__SUPPLIED RECORDS__.
◇ ◇ ◇ ◇ ◇
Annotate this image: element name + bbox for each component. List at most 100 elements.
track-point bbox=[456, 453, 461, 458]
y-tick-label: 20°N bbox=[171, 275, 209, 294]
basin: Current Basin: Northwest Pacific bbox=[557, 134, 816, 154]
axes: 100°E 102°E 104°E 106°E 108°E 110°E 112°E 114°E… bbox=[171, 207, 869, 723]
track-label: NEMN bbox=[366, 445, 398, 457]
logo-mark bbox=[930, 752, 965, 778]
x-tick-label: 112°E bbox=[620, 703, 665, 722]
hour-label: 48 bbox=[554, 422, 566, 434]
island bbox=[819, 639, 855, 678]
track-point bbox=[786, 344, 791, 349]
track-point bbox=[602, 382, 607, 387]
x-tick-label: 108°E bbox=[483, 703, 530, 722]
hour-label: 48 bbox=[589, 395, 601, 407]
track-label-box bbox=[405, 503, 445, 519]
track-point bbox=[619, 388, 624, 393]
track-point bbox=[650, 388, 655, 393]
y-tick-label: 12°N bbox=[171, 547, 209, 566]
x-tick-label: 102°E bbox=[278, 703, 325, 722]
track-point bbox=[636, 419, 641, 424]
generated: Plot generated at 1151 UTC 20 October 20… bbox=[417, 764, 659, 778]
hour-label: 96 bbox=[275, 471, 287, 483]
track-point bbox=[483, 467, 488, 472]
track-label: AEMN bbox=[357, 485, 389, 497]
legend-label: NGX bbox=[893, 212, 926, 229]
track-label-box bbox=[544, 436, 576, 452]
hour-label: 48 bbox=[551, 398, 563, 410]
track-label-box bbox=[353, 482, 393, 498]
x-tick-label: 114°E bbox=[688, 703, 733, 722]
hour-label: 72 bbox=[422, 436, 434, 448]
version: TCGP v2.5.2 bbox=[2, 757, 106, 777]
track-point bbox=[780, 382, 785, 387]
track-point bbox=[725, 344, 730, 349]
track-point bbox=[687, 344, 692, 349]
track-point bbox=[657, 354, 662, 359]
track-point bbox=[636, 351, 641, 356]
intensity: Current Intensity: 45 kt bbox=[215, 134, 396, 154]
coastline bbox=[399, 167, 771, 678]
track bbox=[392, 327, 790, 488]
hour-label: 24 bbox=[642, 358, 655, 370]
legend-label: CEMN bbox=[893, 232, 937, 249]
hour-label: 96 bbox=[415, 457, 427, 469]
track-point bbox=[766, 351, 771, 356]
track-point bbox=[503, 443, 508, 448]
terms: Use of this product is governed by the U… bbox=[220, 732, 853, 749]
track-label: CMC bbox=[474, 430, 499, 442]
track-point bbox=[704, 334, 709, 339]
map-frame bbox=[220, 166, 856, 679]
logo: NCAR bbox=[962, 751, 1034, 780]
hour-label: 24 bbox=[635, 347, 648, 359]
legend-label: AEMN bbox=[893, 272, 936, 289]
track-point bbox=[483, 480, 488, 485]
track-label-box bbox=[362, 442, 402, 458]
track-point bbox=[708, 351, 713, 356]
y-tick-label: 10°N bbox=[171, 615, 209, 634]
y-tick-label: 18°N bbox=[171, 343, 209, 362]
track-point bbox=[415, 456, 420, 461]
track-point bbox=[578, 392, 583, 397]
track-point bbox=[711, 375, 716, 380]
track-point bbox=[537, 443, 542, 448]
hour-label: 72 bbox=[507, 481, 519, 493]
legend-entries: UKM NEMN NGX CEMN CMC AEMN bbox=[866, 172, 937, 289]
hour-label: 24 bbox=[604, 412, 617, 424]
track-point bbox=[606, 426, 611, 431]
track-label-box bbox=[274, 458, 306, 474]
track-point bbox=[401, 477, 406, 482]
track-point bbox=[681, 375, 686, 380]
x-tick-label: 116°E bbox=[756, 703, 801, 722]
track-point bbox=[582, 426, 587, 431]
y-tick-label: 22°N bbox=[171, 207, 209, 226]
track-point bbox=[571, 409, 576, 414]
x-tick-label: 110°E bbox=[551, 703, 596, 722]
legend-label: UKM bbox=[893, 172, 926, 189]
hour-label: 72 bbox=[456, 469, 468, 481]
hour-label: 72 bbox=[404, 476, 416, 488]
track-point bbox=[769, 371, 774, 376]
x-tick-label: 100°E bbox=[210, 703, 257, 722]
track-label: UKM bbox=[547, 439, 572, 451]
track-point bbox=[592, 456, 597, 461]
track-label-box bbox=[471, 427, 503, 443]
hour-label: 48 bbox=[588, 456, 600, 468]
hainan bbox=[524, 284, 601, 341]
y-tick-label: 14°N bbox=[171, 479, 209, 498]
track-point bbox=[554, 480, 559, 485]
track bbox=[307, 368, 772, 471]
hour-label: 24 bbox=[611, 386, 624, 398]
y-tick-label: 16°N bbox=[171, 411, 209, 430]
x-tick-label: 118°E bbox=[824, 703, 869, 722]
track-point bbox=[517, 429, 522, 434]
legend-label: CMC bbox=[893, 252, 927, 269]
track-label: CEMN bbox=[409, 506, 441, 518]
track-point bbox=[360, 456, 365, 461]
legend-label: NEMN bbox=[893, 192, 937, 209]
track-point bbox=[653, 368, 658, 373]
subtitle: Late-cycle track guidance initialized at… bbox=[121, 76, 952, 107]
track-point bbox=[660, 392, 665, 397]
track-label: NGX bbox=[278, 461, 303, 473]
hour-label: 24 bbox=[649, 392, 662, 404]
◇ ◇ ◇ ◇ ◇
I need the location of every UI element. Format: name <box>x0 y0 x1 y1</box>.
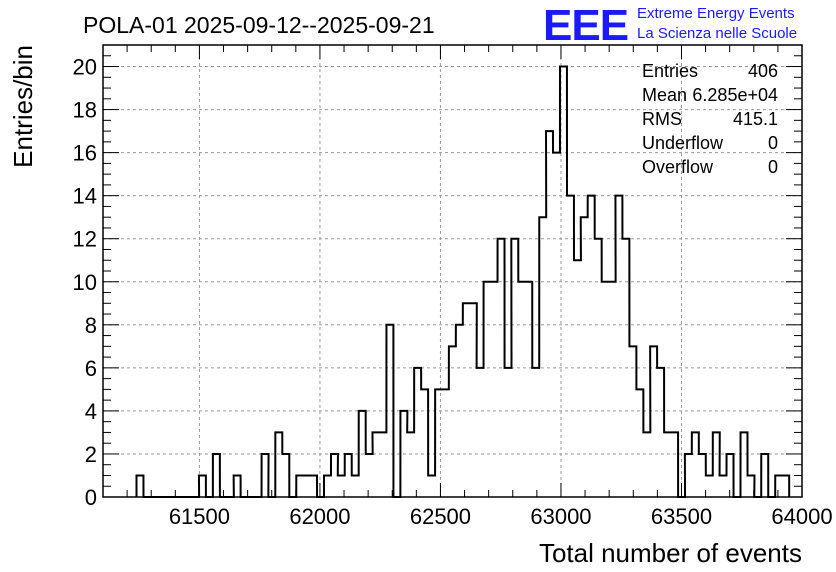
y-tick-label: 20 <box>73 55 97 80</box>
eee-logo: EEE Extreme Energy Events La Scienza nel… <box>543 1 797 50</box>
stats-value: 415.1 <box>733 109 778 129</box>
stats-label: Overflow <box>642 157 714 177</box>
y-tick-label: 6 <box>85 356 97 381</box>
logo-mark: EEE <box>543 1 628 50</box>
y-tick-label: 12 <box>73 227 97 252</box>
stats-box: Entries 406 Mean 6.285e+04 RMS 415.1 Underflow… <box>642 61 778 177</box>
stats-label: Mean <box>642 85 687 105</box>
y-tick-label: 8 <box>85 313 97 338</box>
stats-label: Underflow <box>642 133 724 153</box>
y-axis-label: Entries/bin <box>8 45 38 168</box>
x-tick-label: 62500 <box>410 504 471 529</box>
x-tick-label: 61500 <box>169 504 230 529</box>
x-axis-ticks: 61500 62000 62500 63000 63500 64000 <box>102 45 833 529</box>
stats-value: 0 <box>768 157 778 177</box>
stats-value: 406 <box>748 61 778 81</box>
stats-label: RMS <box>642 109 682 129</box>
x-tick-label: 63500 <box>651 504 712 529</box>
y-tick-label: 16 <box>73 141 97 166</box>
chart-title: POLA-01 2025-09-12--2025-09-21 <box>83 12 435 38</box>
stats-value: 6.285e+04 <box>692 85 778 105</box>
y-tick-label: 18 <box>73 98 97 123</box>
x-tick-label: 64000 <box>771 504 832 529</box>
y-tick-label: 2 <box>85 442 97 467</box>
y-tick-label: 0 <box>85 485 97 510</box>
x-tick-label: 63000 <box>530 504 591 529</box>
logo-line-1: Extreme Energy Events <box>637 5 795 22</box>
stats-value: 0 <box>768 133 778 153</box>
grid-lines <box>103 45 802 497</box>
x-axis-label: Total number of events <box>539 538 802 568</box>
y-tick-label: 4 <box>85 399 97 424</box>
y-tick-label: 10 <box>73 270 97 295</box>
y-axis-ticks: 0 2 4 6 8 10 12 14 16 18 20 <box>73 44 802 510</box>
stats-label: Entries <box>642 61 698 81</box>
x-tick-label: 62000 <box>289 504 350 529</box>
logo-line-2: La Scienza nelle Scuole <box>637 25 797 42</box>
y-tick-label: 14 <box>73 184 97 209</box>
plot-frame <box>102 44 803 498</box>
◇ ◇ ◇ ◇ ◇
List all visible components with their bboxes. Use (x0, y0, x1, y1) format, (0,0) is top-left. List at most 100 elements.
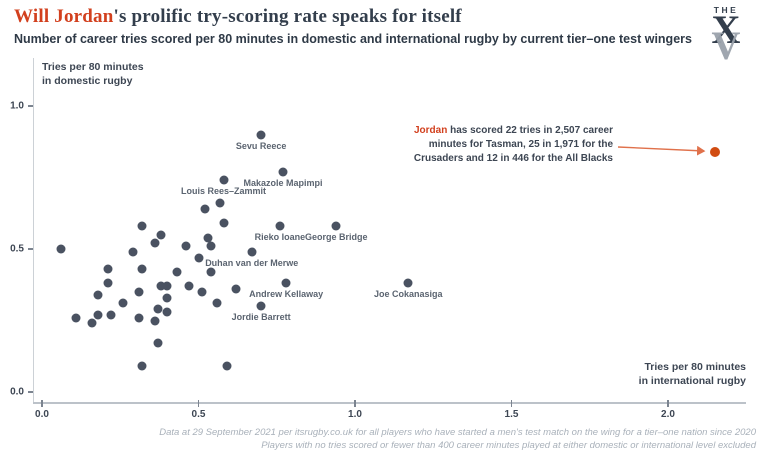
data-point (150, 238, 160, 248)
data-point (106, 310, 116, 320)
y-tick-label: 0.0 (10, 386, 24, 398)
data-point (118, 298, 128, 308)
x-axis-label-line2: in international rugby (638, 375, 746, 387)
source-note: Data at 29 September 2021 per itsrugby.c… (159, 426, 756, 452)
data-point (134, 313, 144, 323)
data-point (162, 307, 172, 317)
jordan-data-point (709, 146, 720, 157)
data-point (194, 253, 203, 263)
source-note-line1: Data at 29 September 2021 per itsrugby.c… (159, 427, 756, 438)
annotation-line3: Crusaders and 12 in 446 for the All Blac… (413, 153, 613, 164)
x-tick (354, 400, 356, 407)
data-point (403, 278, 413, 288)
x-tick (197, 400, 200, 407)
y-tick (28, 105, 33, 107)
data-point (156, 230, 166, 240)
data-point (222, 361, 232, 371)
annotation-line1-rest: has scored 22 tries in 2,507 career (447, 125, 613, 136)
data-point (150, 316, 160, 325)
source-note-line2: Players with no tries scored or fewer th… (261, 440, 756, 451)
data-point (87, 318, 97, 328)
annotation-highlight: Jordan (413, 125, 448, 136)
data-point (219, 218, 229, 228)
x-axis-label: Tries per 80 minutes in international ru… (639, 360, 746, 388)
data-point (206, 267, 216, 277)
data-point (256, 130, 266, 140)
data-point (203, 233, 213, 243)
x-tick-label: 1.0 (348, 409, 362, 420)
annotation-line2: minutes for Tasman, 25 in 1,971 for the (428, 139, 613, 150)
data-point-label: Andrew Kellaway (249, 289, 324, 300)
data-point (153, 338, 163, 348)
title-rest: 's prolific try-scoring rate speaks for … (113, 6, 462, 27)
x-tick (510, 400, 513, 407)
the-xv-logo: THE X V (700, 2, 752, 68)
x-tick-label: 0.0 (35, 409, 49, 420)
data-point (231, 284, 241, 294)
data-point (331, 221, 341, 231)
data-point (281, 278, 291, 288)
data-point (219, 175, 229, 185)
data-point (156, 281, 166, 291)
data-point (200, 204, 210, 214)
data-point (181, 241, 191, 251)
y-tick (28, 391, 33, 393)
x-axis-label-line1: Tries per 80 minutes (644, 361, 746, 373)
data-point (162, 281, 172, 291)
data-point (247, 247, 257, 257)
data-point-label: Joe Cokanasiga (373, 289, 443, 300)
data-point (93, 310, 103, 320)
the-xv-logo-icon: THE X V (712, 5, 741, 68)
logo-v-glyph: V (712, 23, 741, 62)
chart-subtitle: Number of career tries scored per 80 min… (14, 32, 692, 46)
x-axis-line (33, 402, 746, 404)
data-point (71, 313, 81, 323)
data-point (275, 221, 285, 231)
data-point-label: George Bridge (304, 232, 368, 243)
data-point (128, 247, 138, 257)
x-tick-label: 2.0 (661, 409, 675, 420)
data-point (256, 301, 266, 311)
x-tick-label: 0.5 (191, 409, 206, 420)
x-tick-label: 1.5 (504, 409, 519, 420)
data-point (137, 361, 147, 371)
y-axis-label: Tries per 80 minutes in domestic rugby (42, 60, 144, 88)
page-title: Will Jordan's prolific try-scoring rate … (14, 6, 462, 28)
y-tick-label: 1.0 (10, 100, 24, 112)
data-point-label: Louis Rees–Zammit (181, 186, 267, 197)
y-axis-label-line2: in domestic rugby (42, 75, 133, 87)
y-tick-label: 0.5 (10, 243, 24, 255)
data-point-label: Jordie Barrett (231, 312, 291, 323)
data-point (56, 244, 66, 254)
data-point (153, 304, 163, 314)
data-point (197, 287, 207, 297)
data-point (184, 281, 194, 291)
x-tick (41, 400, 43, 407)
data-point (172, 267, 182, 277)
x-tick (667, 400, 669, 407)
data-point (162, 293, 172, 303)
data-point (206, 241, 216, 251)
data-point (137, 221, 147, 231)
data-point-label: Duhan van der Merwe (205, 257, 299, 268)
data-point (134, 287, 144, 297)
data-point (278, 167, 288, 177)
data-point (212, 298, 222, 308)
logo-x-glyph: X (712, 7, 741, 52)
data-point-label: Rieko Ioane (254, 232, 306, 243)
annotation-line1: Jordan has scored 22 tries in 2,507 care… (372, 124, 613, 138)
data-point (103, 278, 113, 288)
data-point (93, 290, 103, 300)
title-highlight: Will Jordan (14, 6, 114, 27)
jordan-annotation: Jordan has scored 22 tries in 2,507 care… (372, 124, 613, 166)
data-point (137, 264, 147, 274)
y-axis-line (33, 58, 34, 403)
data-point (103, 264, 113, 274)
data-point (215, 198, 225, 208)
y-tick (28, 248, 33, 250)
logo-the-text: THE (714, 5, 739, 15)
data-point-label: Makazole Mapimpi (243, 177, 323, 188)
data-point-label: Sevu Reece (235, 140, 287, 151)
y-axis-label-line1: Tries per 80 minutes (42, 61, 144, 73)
◇ ◇ ◇ ◇ ◇
Copy out the lines above, unchanged, from the line with "data-point (150, 238, 160, 248)" through the line with "data-point (222, 361, 232, 371)", including both.

data-point (150, 238, 160, 248)
data-point (106, 310, 116, 320)
y-tick-label: 0.0 (10, 386, 24, 398)
data-point (118, 298, 128, 308)
x-axis-label-line2: in international rugby (638, 375, 746, 387)
source-note: Data at 29 September 2021 per itsrugby.c… (159, 426, 756, 452)
data-point (134, 313, 144, 323)
data-point (162, 307, 172, 317)
jordan-data-point (709, 146, 720, 157)
data-point (194, 253, 203, 263)
source-note-line1: Data at 29 September 2021 per itsrugby.c… (159, 427, 756, 438)
annotation-line3: Crusaders and 12 in 446 for the All Blac… (413, 153, 613, 164)
x-tick (354, 400, 356, 407)
data-point (403, 278, 413, 288)
x-tick (197, 400, 200, 407)
y-tick (28, 105, 33, 107)
data-point (156, 230, 166, 240)
data-point (222, 361, 232, 371)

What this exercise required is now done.